## Given task
Give every line of the data again, unchanged, but with no pictures.

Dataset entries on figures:
>> BEGIN

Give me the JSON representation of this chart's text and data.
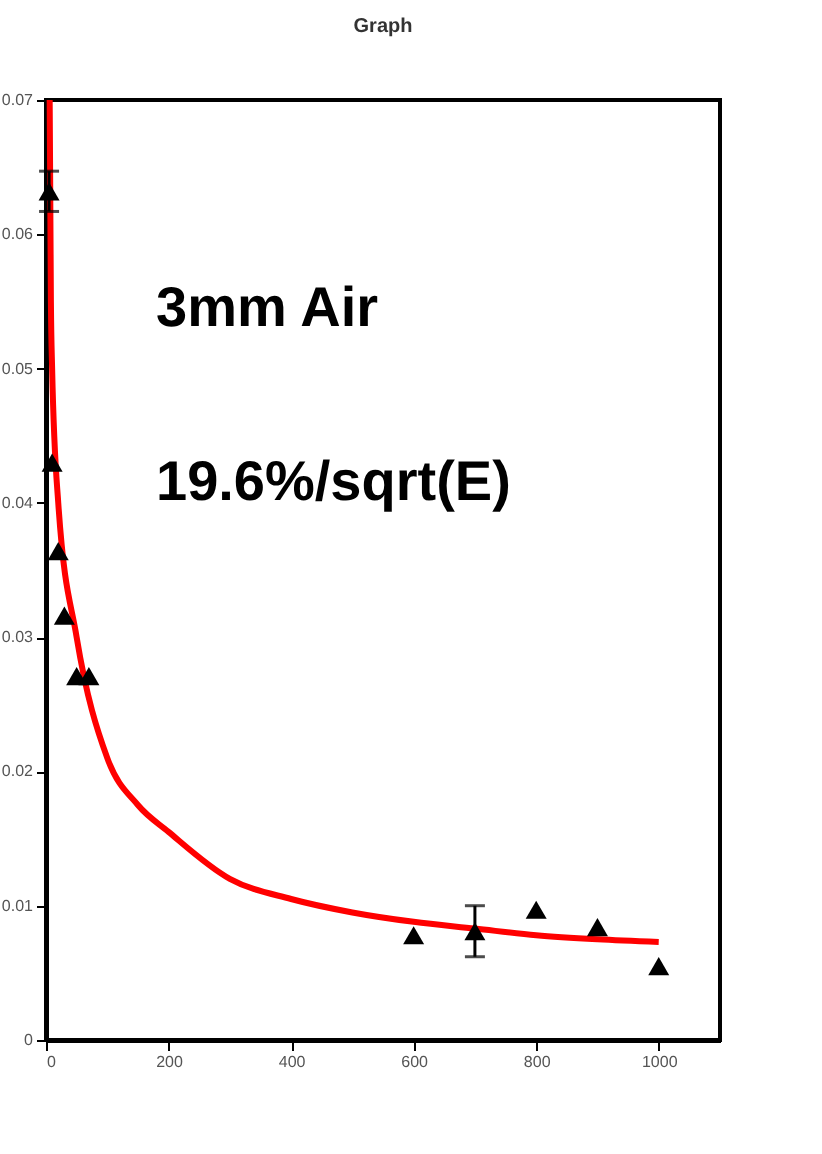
{
  "chart_data": {
    "type": "scatter",
    "title": "Graph",
    "series": [
      {
        "color": "#000000",
        "marker": "triangle",
        "x": [
          5,
          10,
          20,
          30,
          50,
          70,
          600,
          700,
          800,
          900,
          1000
        ],
        "values": [
          0.0632,
          0.043,
          0.0364,
          0.0316,
          0.0271,
          0.0271,
          0.0078,
          0.0081,
          0.0097,
          0.0084,
          0.0055
        ],
        "errors": [
          0.0015,
          null,
          null,
          null,
          null,
          null,
          null,
          0.0019,
          null,
          null,
          null
        ]
      },
      {
        "type": "line",
        "color": "#ff0000",
        "x": [
          6,
          8,
          10,
          20,
          50,
          100,
          150,
          200,
          300,
          400,
          500,
          600,
          700,
          800,
          900,
          1000
        ],
        "values": [
          0.07,
          0.055,
          0.05,
          0.04,
          0.03,
          0.021,
          0.0175,
          0.0155,
          0.012,
          0.0105,
          0.0095,
          0.0088,
          0.0083,
          0.0078,
          0.0075,
          0.0073
        ]
      }
    ],
    "xlim": [
      0,
      1100
    ],
    "xticks": [
      0,
      200,
      400,
      600,
      800,
      1000
    ],
    "ylim": [
      0,
      0.07
    ],
    "yticks": [
      0,
      0.01,
      0.02,
      0.03,
      0.04,
      0.05,
      0.06,
      0.07
    ],
    "annotations": [
      "3mm Air",
      "19.6%/sqrt(E)"
    ],
    "grid": false
  }
}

>> END

## In response
Give me the JSON representation of this chart's text and data.
{
  "chart_data": {
    "type": "scatter",
    "title": "Graph",
    "series": [
      {
        "color": "#000000",
        "marker": "triangle",
        "x": [
          5,
          10,
          20,
          30,
          50,
          70,
          600,
          700,
          800,
          900,
          1000
        ],
        "values": [
          0.0632,
          0.043,
          0.0364,
          0.0316,
          0.0271,
          0.0271,
          0.0078,
          0.0081,
          0.0097,
          0.0084,
          0.0055
        ],
        "errors": [
          0.0015,
          null,
          null,
          null,
          null,
          null,
          null,
          0.0019,
          null,
          null,
          null
        ]
      },
      {
        "type": "line",
        "color": "#ff0000",
        "x": [
          6,
          8,
          10,
          20,
          50,
          100,
          150,
          200,
          300,
          400,
          500,
          600,
          700,
          800,
          900,
          1000
        ],
        "values": [
          0.07,
          0.055,
          0.05,
          0.04,
          0.03,
          0.021,
          0.0175,
          0.0155,
          0.012,
          0.0105,
          0.0095,
          0.0088,
          0.0083,
          0.0078,
          0.0075,
          0.0073
        ]
      }
    ],
    "xlim": [
      0,
      1100
    ],
    "xticks": [
      0,
      200,
      400,
      600,
      800,
      1000
    ],
    "ylim": [
      0,
      0.07
    ],
    "yticks": [
      0,
      0.01,
      0.02,
      0.03,
      0.04,
      0.05,
      0.06,
      0.07
    ],
    "annotations": [
      "3mm Air",
      "19.6%/sqrt(E)"
    ],
    "grid": false
  }
}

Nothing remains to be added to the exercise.